=== Written task ===
Skip the pictures. Copy all the rest of the records down exactly.

Part of a data file
____________
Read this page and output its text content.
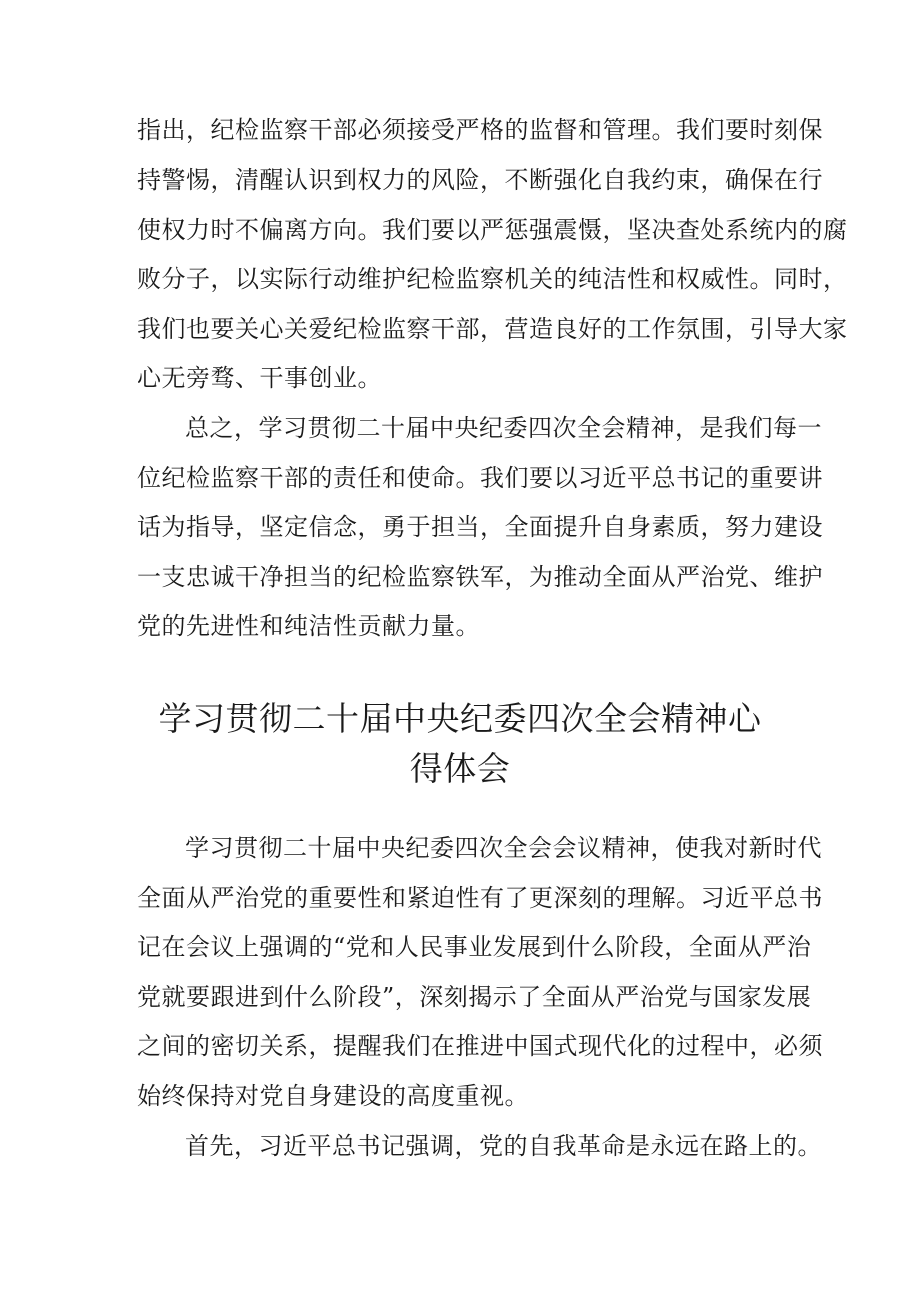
指出，纪检监察干部必须接受严格的监督和管理。我们要时刻保
持警惕，清醒认识到权力的风险，不断强化自我约束，确保在行
使权力时不偏离方向。我们要以严惩强震慑，坚决查处系统内的腐
败分子，以实际行动维护纪检监察机关的纯洁性和权威性。同时，
我们也要关心关爱纪检监察干部，营造良好的工作氛围，引导大家
心无旁骛、干事创业。
总之，学习贯彻二十届中央纪委四次全会精神，是我们每一
位纪检监察干部的责任和使命。我们要以习近平总书记的重要讲
话为指导，坚定信念，勇于担当，全面提升自身素质，努力建设
一支忠诚干净担当的纪检监察铁军，为推动全面从严治党、维护
党的先进性和纯洁性贡献力量。
学习贯彻二十届中央纪委四次全会精神心
得体会
学习贯彻二十届中央纪委四次全会会议精神，使我对新时代
全面从严治党的重要性和紧迫性有了更深刻的理解。习近平总书
记在会议上强调的“党和人民事业发展到什么阶段，全面从严治
党就要跟进到什么阶段”，深刻揭示了全面从严治党与国家发展
之间的密切关系，提醒我们在推进中国式现代化的过程中，必须
始终保持对党自身建设的高度重视。
首先，习近平总书记强调，党的自我革命是永远在路上的。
____________
=== Exercise response ===
Read this page and output its text content.
指出，纪检监察干部必须接受严格的监督和管理。我们要时刻保
持警惕，清醒认识到权力的风险，不断强化自我约束，确保在行
使权力时不偏离方向。我们要以严惩强震慑，坚决查处系统内的腐
败分子，以实际行动维护纪检监察机关的纯洁性和权威性。同时，
我们也要关心关爱纪检监察干部，营造良好的工作氛围，引导大家
心无旁骛、干事创业。
总之，学习贯彻二十届中央纪委四次全会精神，是我们每一
位纪检监察干部的责任和使命。我们要以习近平总书记的重要讲
话为指导，坚定信念，勇于担当，全面提升自身素质，努力建设
一支忠诚干净担当的纪检监察铁军，为推动全面从严治党、维护
党的先进性和纯洁性贡献力量。
学习贯彻二十届中央纪委四次全会精神心
得体会
学习贯彻二十届中央纪委四次全会会议精神，使我对新时代
全面从严治党的重要性和紧迫性有了更深刻的理解。习近平总书
记在会议上强调的“党和人民事业发展到什么阶段，全面从严治
党就要跟进到什么阶段”，深刻揭示了全面从严治党与国家发展
之间的密切关系，提醒我们在推进中国式现代化的过程中，必须
始终保持对党自身建设的高度重视。
首先，习近平总书记强调，党的自我革命是永远在路上的。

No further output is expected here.